Entre Ubu et Kafka

À quoi sert un drapeau au Parlement ?

Ce serait drôle si ce n’était pas si triste !

Le vote sur la présence du drapeau canadien à l'Assemblée nationale n’a pas eu lieu le 28 novembre, tel qu’annoncé par le président la semaine précédente. D’après Jean-Marc Salvet (http://www.lapresse.ca/le-soleil/actualites/politique/201211/28/01-4598770-drapeau-canadien-a-lassemblee-nationale-encore-un-bras-de-fer.php): il y a un os : le gouvernement Marois veut que les partis exposent leurs positions sur le sujet mais l’Opposition officielle veut voter sans aucun débat.

> **CONSIGNE**:
Reprenez le passage du billet sur le drapeau au Parlement commençant à « Ce serait drôle » et se terminant à « sans aucun débat. », en substituant « secrétaire général » à « président ». Les entrées qui suivent ne sont pas requises.

> **Entrées d'éléments annotés**:
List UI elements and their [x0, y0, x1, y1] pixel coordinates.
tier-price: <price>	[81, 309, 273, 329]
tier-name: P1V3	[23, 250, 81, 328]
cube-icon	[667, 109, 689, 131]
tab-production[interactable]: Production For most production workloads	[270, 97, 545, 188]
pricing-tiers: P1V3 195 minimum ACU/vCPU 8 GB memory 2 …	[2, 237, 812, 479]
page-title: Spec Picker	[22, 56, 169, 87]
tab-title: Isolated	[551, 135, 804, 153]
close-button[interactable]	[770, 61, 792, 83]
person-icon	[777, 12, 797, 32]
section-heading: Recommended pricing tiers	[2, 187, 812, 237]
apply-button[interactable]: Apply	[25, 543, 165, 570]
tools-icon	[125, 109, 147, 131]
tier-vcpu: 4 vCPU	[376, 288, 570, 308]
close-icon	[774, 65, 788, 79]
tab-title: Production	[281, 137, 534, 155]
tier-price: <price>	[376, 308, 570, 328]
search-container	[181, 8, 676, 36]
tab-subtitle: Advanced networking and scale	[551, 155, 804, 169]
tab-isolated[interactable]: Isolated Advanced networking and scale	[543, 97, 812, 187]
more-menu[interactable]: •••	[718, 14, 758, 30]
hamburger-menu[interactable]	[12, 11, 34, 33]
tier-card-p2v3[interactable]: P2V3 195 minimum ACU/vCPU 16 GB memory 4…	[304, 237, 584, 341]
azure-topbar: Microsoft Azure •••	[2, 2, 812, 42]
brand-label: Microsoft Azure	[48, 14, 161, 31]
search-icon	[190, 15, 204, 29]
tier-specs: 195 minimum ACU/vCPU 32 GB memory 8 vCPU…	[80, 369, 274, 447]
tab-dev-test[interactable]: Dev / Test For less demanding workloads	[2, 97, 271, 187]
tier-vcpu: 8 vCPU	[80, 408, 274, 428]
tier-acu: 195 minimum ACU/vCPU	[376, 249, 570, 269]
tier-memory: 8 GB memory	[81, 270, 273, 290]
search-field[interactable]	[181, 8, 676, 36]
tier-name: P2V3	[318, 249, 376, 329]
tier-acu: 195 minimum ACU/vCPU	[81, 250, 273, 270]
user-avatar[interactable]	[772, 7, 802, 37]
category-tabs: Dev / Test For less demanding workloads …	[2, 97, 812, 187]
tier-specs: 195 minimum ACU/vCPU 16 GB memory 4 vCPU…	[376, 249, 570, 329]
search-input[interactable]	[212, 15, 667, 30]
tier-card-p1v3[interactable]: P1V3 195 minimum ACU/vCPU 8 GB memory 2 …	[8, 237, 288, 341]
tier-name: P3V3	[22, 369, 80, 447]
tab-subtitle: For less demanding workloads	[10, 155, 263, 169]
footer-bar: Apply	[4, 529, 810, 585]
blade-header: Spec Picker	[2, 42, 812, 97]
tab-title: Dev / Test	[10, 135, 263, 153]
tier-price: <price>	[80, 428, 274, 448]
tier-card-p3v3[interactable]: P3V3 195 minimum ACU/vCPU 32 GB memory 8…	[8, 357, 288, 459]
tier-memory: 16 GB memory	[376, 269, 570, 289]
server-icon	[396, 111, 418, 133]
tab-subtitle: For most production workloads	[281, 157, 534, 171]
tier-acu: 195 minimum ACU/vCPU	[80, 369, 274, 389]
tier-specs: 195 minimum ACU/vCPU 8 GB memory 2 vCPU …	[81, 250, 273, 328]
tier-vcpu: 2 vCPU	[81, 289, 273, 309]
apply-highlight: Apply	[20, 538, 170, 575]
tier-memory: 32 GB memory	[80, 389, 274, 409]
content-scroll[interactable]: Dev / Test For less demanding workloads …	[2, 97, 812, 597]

> **SOLUTION**:
Ce serait drôle si ce n’était pas si triste !

Le vote sur la présence du drapeau canadien à l'Assemblée nationale n’a pas eu lieu le 28 novembre, tel qu’annoncé par le secrétaire général la semaine précédente. D’après Jean-Marc Salvet (http://www.lapresse.ca/le-soleil/actualites/politique/201211/28/01-4598770-drapeau-canadien-a-lassemblee-nationale-encore-un-bras-de-fer.php): il y a un os : le gouvernement Marois veut que les partis exposent leurs positions sur le sujet mais l’Opposition officielle veut voter sans aucun débat.